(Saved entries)
--- begin ---
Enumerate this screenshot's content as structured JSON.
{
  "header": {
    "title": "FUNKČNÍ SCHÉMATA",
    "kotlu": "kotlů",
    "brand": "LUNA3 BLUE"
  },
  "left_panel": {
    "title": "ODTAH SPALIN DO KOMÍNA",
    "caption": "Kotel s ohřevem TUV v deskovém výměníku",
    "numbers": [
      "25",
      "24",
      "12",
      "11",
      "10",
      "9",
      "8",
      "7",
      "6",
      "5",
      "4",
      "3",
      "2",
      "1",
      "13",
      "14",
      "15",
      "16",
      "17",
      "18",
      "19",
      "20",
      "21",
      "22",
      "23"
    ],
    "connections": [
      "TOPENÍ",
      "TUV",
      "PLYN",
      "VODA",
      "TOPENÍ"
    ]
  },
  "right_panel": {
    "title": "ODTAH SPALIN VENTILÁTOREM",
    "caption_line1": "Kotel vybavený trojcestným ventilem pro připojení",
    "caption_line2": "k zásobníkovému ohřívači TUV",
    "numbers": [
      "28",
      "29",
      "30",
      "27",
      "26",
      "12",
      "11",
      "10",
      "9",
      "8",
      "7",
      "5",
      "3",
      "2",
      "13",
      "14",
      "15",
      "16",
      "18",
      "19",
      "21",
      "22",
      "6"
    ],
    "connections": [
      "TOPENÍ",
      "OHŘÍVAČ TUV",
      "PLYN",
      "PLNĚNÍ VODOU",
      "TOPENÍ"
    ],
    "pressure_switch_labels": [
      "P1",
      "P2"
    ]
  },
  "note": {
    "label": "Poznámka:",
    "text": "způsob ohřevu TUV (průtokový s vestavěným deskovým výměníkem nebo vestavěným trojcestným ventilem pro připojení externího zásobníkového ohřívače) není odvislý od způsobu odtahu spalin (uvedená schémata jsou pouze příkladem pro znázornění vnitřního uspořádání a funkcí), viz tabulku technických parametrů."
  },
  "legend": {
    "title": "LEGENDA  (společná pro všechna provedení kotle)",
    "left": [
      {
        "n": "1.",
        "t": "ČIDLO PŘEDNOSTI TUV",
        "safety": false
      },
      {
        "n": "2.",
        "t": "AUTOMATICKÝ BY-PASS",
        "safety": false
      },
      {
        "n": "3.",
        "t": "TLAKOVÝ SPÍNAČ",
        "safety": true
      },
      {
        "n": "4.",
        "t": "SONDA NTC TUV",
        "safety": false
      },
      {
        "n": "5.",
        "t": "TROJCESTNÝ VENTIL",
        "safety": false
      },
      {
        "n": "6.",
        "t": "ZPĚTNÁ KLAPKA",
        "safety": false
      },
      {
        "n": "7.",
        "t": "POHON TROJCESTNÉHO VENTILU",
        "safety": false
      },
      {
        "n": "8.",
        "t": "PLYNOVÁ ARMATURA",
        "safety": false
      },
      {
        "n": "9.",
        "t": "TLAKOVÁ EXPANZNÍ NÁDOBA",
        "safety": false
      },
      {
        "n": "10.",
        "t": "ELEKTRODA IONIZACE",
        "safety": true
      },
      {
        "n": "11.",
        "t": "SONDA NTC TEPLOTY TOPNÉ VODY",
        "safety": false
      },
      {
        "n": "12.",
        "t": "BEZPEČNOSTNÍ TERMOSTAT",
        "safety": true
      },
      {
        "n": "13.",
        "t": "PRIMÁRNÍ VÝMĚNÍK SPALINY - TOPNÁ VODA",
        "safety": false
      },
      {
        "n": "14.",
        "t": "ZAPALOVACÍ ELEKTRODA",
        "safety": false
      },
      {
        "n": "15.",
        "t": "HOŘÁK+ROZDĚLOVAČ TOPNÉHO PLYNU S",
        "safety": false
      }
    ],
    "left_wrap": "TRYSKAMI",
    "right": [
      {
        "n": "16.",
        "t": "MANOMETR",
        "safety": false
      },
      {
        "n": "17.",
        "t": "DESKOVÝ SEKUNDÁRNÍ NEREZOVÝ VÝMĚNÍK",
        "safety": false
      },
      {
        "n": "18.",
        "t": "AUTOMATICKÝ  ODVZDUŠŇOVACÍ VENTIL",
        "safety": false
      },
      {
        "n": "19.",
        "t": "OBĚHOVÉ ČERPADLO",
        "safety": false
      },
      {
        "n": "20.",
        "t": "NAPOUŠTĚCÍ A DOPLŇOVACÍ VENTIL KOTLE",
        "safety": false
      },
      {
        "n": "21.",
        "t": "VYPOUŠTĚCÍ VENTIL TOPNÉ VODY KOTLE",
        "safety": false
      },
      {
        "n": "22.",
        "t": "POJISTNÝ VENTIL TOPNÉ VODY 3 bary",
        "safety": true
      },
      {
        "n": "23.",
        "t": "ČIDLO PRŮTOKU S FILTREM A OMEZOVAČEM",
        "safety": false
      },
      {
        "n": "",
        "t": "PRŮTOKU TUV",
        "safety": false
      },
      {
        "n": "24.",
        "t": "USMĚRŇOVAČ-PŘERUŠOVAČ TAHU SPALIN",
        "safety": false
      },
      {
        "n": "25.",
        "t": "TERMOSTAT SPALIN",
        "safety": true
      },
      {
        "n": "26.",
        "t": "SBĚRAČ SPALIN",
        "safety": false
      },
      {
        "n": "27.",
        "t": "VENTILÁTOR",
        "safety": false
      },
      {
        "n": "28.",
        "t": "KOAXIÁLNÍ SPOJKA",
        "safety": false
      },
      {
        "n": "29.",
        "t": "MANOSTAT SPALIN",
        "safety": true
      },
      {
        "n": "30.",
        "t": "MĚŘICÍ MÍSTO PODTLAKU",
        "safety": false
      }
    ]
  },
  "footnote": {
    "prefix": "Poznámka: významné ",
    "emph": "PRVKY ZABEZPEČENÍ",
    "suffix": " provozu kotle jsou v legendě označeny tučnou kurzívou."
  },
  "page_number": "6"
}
--- end ---
SET EXERCISE » Your task is to repeat each line of the material exactly.

FULL RESPONSE »
Enumerate this screenshot's content as structured JSON.
{
  "header": {
    "title": "FUNKČNÍ SCHÉMATA",
    "kotlu": "kotlů",
    "brand": "LUNA3 BLUE"
  },
  "left_panel": {
    "title": "ODTAH SPALIN DO KOMÍNA",
    "caption": "Kotel s ohřevem TUV v deskovém výměníku",
    "numbers": [
      "25",
      "24",
      "12",
      "11",
      "10",
      "9",
      "8",
      "7",
      "6",
      "5",
      "4",
      "3",
      "2",
      "1",
      "13",
      "14",
      "15",
      "16",
      "17",
      "18",
      "19",
      "20",
      "21",
      "22",
      "23"
    ],
    "connections": [
      "TOPENÍ",
      "TUV",
      "PLYN",
      "VODA",
      "TOPENÍ"
    ]
  },
  "right_panel": {
    "title": "ODTAH SPALIN VENTILÁTOREM",
    "caption_line1": "Kotel vybavený trojcestným ventilem pro připojení",
    "caption_line2": "k zásobníkovému ohřívači TUV",
    "numbers": [
      "28",
      "29",
      "30",
      "27",
      "26",
      "12",
      "11",
      "10",
      "9",
      "8",
      "7",
      "5",
      "3",
      "2",
      "13",
      "14",
      "15",
      "16",
      "18",
      "19",
      "21",
      "22",
      "6"
    ],
    "connections": [
      "TOPENÍ",
      "OHŘÍVAČ TUV",
      "PLYN",
      "PLNĚNÍ VODOU",
      "TOPENÍ"
    ],
    "pressure_switch_labels": [
      "P1",
      "P2"
    ]
  },
  "note": {
    "label": "Poznámka:",
    "text": "způsob ohřevu TUV (průtokový s vestavěným deskovým výměníkem nebo vestavěným trojcestným ventilem pro připojení externího zásobníkového ohřívače) není odvislý od způsobu odtahu spalin (uvedená schémata jsou pouze příkladem pro znázornění vnitřního uspořádání a funkcí), viz tabulku technických parametrů."
  },
  "legend": {
    "title": "LEGENDA  (společná pro všechna provedení kotle)",
    "left": [
      {
        "n": "1.",
        "t": "ČIDLO PŘEDNOSTI TUV",
        "safety": false
      },
      {
        "n": "2.",
        "t": "AUTOMATICKÝ BY-PASS",
        "safety": false
      },
      {
        "n": "3.",
        "t": "TLAKOVÝ SPÍNAČ",
        "safety": true
      },
      {
        "n": "4.",
        "t": "SONDA NTC TUV",
        "safety": false
      },
      {
        "n": "5.",
        "t": "TROJCESTNÝ VENTIL",
        "safety": false
      },
      {
        "n": "6.",
        "t": "ZPĚTNÁ KLAPKA",
        "safety": false
      },
      {
        "n": "7.",
        "t": "POHON TROJCESTNÉHO VENTILU",
        "safety": false
      },
      {
        "n": "8.",
        "t": "PLYNOVÁ ARMATURA",
        "safety": false
      },
      {
        "n": "9.",
        "t": "TLAKOVÁ EXPANZNÍ NÁDOBA",
        "safety": false
      },
      {
        "n": "10.",
        "t": "ELEKTRODA IONIZACE",
        "safety": true
      },
      {
        "n": "11.",
        "t": "SONDA NTC TEPLOTY TOPNÉ VODY",
        "safety": false
      },
      {
        "n": "12.",
        "t": "BEZPEČNOSTNÍ TERMOSTAT",
        "safety": true
      },
      {
        "n": "13.",
        "t": "PRIMÁRNÍ VÝMĚNÍK SPALINY - TOPNÁ VODA",
        "safety": false
      },
      {
        "n": "14.",
        "t": "ZAPALOVACÍ ELEKTRODA",
        "safety": false
      },
      {
        "n": "15.",
        "t": "HOŘÁK+ROZDĚLOVAČ TOPNÉHO PLYNU S",
        "safety": false
      }
    ],
    "left_wrap": "TRYSKAMI",
    "right": [
      {
        "n": "16.",
        "t": "MANOMETR",
        "safety": false
      },
      {
        "n": "17.",
        "t": "DESKOVÝ SEKUNDÁRNÍ NEREZOVÝ VÝMĚNÍK",
        "safety": false
      },
      {
        "n": "18.",
        "t": "AUTOMATICKÝ  ODVZDUŠŇOVACÍ VENTIL",
        "safety": false
      },
      {
        "n": "19.",
        "t": "OBĚHOVÉ ČERPADLO",
        "safety": false
      },
      {
        "n": "20.",
        "t": "NAPOUŠTĚCÍ A DOPLŇOVACÍ VENTIL KOTLE",
        "safety": false
      },
      {
        "n": "21.",
        "t": "VYPOUŠTĚCÍ VENTIL TOPNÉ VODY KOTLE",
        "safety": false
      },
      {
        "n": "22.",
        "t": "POJISTNÝ VENTIL TOPNÉ VODY 3 bary",
        "safety": true
      },
      {
        "n": "23.",
        "t": "ČIDLO PRŮTOKU S FILTREM A OMEZOVAČEM",
        "safety": false
      },
      {
        "n": "",
        "t": "PRŮTOKU TUV",
        "safety": false
      },
      {
        "n": "24.",
        "t": "USMĚRŇOVAČ-PŘERUŠOVAČ TAHU SPALIN",
        "safety": false
      },
      {
        "n": "25.",
        "t": "TERMOSTAT SPALIN",
        "safety": true
      },
      {
        "n": "26.",
        "t": "SBĚRAČ SPALIN",
        "safety": false
      },
      {
        "n": "27.",
        "t": "VENTILÁTOR",
        "safety": false
      },
      {
        "n": "28.",
        "t": "KOAXIÁLNÍ SPOJKA",
        "safety": false
      },
      {
        "n": "29.",
        "t": "MANOSTAT SPALIN",
        "safety": true
      },
      {
        "n": "30.",
        "t": "MĚŘICÍ MÍSTO PODTLAKU",
        "safety": false
      }
    ]
  },
  "footnote": {
    "prefix": "Poznámka: významné ",
    "emph": "PRVKY ZABEZPEČENÍ",
    "suffix": " provozu kotle jsou v legendě označeny tučnou kurzívou."
  },
  "page_number": "6"
}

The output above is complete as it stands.